# [Goal]
Repeat all the records exactly, omitting pictures.

--- Material shown ---

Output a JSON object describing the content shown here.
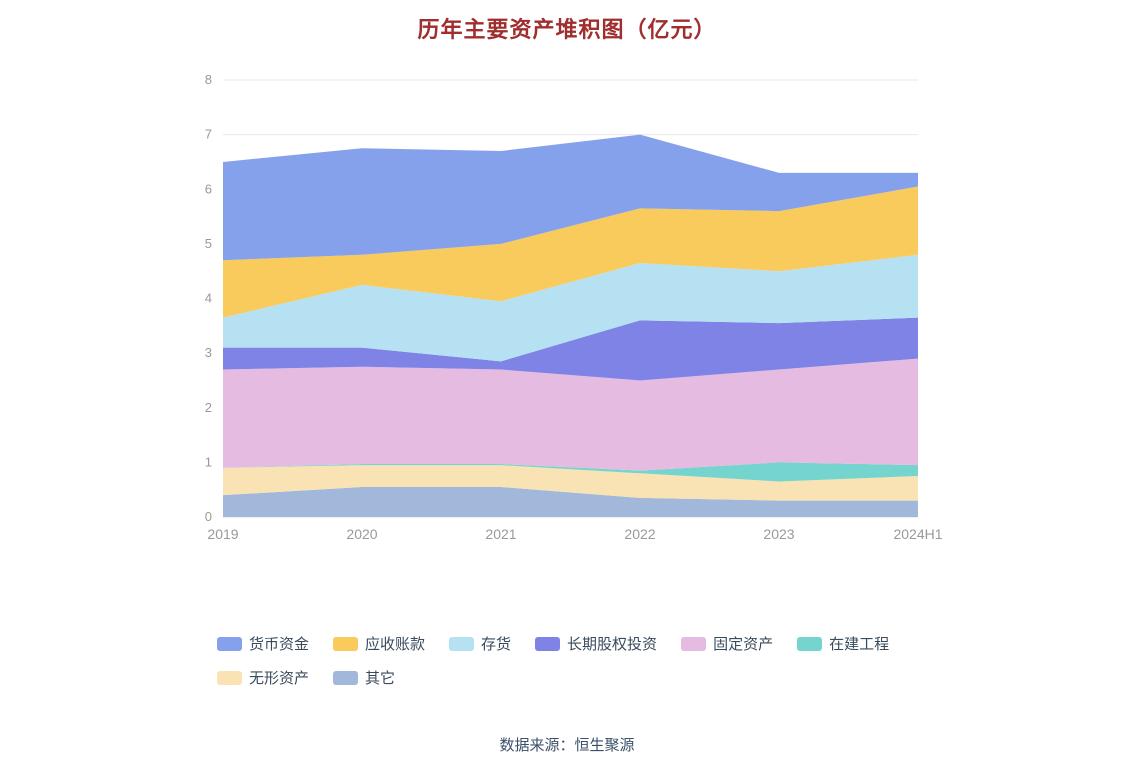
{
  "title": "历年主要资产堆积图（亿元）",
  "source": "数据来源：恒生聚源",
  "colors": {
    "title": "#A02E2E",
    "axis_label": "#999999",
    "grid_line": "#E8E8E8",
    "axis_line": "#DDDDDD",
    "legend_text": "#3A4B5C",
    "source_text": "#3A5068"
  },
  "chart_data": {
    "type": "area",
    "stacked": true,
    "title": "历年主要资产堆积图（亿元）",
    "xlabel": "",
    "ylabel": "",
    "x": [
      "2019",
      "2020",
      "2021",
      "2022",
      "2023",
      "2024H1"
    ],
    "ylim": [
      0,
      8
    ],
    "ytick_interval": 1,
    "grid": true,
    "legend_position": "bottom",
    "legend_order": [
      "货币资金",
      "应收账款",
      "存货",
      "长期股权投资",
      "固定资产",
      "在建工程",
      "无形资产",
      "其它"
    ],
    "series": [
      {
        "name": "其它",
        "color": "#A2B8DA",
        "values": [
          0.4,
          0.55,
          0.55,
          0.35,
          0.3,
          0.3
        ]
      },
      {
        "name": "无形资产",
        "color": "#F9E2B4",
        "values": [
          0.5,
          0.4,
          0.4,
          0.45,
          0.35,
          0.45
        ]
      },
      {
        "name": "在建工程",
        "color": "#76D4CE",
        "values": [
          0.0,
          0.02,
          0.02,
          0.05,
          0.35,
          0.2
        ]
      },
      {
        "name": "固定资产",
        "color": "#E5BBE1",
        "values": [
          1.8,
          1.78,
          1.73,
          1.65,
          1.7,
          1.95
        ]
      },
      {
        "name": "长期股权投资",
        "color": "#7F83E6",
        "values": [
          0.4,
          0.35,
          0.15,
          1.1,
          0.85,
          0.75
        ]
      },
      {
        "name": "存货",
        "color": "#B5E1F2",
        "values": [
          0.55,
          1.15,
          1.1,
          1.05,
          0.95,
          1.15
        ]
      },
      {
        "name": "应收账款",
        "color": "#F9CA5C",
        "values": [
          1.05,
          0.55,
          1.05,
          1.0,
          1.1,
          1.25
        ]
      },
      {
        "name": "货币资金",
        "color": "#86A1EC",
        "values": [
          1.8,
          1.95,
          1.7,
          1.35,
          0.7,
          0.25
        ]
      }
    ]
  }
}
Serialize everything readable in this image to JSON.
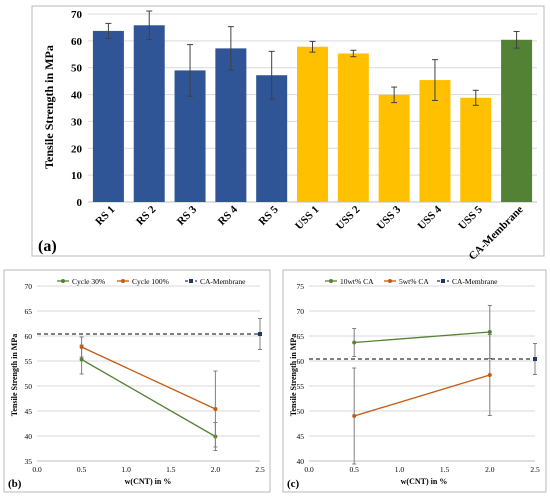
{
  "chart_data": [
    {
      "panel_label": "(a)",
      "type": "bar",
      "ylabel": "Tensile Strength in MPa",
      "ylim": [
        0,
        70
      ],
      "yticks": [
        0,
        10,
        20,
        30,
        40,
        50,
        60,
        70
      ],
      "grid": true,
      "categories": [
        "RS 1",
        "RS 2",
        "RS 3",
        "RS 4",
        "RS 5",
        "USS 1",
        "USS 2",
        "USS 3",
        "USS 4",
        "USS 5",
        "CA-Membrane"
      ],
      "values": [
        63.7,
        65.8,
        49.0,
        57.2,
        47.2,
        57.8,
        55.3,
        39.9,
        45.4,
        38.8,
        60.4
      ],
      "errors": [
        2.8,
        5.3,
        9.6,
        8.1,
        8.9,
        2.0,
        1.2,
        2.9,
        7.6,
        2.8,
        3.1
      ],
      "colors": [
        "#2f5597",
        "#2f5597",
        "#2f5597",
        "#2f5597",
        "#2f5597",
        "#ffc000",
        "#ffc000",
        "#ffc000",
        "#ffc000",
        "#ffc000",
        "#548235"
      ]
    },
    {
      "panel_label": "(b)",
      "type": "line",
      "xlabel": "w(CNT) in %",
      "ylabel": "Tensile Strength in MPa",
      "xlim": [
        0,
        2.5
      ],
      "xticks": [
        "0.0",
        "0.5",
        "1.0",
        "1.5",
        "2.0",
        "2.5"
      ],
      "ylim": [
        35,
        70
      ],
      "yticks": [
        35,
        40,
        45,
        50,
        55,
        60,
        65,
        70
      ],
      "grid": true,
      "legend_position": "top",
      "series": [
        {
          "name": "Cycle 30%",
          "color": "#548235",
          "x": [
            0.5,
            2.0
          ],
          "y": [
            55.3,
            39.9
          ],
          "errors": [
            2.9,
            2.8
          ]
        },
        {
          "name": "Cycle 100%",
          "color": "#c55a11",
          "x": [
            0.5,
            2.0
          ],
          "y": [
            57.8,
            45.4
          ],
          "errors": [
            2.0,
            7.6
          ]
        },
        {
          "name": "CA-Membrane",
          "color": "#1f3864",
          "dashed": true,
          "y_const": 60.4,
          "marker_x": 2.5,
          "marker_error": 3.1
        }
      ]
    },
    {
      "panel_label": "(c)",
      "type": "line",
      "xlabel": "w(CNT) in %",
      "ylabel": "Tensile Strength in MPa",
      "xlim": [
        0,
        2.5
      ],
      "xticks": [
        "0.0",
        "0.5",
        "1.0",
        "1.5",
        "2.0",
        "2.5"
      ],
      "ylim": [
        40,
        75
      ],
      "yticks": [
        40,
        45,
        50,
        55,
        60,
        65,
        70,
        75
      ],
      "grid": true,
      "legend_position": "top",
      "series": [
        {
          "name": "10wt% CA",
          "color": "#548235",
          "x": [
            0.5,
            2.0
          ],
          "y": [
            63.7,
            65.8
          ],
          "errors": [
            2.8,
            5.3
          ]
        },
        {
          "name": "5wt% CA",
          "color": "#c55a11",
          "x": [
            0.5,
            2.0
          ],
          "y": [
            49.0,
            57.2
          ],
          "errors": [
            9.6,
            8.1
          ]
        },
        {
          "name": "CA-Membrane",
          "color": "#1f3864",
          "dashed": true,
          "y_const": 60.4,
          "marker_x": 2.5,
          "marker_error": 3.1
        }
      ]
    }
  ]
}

---

# [Finished answer]
Output a JSON object describing the content shown here.
{
  "title": "历年主要资产堆积图（亿元）",
  "source": "数据来源：恒生聚源",
  "colors": {
    "title": "#A02E2E",
    "axis_label": "#999999",
    "grid_line": "#E8E8E8",
    "axis_line": "#DDDDDD",
    "legend_text": "#3A4B5C",
    "source_text": "#3A5068"
  },
  "chart_data": {
    "type": "area",
    "stacked": true,
    "title": "历年主要资产堆积图（亿元）",
    "xlabel": "",
    "ylabel": "",
    "x": [
      "2019",
      "2020",
      "2021",
      "2022",
      "2023",
      "2024H1"
    ],
    "ylim": [
      0,
      8
    ],
    "ytick_interval": 1,
    "grid": true,
    "legend_position": "bottom",
    "legend_order": [
      "货币资金",
      "应收账款",
      "存货",
      "长期股权投资",
      "固定资产",
      "在建工程",
      "无形资产",
      "其它"
    ],
    "series": [
      {
        "name": "其它",
        "color": "#A2B8DA",
        "values": [
          0.4,
          0.55,
          0.55,
          0.35,
          0.3,
          0.3
        ]
      },
      {
        "name": "无形资产",
        "color": "#F9E2B4",
        "values": [
          0.5,
          0.4,
          0.4,
          0.45,
          0.35,
          0.45
        ]
      },
      {
        "name": "在建工程",
        "color": "#76D4CE",
        "values": [
          0.0,
          0.02,
          0.02,
          0.05,
          0.35,
          0.2
        ]
      },
      {
        "name": "固定资产",
        "color": "#E5BBE1",
        "values": [
          1.8,
          1.78,
          1.73,
          1.65,
          1.7,
          1.95
        ]
      },
      {
        "name": "长期股权投资",
        "color": "#7F83E6",
        "values": [
          0.4,
          0.35,
          0.15,
          1.1,
          0.85,
          0.75
        ]
      },
      {
        "name": "存货",
        "color": "#B5E1F2",
        "values": [
          0.55,
          1.15,
          1.1,
          1.05,
          0.95,
          1.15
        ]
      },
      {
        "name": "应收账款",
        "color": "#F9CA5C",
        "values": [
          1.05,
          0.55,
          1.05,
          1.0,
          1.1,
          1.25
        ]
      },
      {
        "name": "货币资金",
        "color": "#86A1EC",
        "values": [
          1.8,
          1.95,
          1.7,
          1.35,
          0.7,
          0.25
        ]
      }
    ]
  }
}
Serialize everything readable in this image to JSON.
{
  "chart_data": [
    {
      "panel_label": "(a)",
      "type": "bar",
      "ylabel": "Tensile Strength in MPa",
      "ylim": [
        0,
        70
      ],
      "yticks": [
        0,
        10,
        20,
        30,
        40,
        50,
        60,
        70
      ],
      "grid": true,
      "categories": [
        "RS 1",
        "RS 2",
        "RS 3",
        "RS 4",
        "RS 5",
        "USS 1",
        "USS 2",
        "USS 3",
        "USS 4",
        "USS 5",
        "CA-Membrane"
      ],
      "values": [
        63.7,
        65.8,
        49.0,
        57.2,
        47.2,
        57.8,
        55.3,
        39.9,
        45.4,
        38.8,
        60.4
      ],
      "errors": [
        2.8,
        5.3,
        9.6,
        8.1,
        8.9,
        2.0,
        1.2,
        2.9,
        7.6,
        2.8,
        3.1
      ],
      "colors": [
        "#2f5597",
        "#2f5597",
        "#2f5597",
        "#2f5597",
        "#2f5597",
        "#ffc000",
        "#ffc000",
        "#ffc000",
        "#ffc000",
        "#ffc000",
        "#548235"
      ]
    },
    {
      "panel_label": "(b)",
      "type": "line",
      "xlabel": "w(CNT) in %",
      "ylabel": "Tensile Strength in MPa",
      "xlim": [
        0,
        2.5
      ],
      "xticks": [
        "0.0",
        "0.5",
        "1.0",
        "1.5",
        "2.0",
        "2.5"
      ],
      "ylim": [
        35,
        70
      ],
      "yticks": [
        35,
        40,
        45,
        50,
        55,
        60,
        65,
        70
      ],
      "grid": true,
      "legend_position": "top",
      "series": [
        {
          "name": "Cycle 30%",
          "color": "#548235",
          "x": [
            0.5,
            2.0
          ],
          "y": [
            55.3,
            39.9
          ],
          "errors": [
            2.9,
            2.8
          ]
        },
        {
          "name": "Cycle 100%",
          "color": "#c55a11",
          "x": [
            0.5,
            2.0
          ],
          "y": [
            57.8,
            45.4
          ],
          "errors": [
            2.0,
            7.6
          ]
        },
        {
          "name": "CA-Membrane",
          "color": "#1f3864",
          "dashed": true,
          "y_const": 60.4,
          "marker_x": 2.5,
          "marker_error": 3.1
        }
      ]
    },
    {
      "panel_label": "(c)",
      "type": "line",
      "xlabel": "w(CNT) in %",
      "ylabel": "Tensile Strength in MPa",
      "xlim": [
        0,
        2.5
      ],
      "xticks": [
        "0.0",
        "0.5",
        "1.0",
        "1.5",
        "2.0",
        "2.5"
      ],
      "ylim": [
        40,
        75
      ],
      "yticks": [
        40,
        45,
        50,
        55,
        60,
        65,
        70,
        75
      ],
      "grid": true,
      "legend_position": "top",
      "series": [
        {
          "name": "10wt% CA",
          "color": "#548235",
          "x": [
            0.5,
            2.0
          ],
          "y": [
            63.7,
            65.8
          ],
          "errors": [
            2.8,
            5.3
          ]
        },
        {
          "name": "5wt% CA",
          "color": "#c55a11",
          "x": [
            0.5,
            2.0
          ],
          "y": [
            49.0,
            57.2
          ],
          "errors": [
            9.6,
            8.1
          ]
        },
        {
          "name": "CA-Membrane",
          "color": "#1f3864",
          "dashed": true,
          "y_const": 60.4,
          "marker_x": 2.5,
          "marker_error": 3.1
        }
      ]
    }
  ]
}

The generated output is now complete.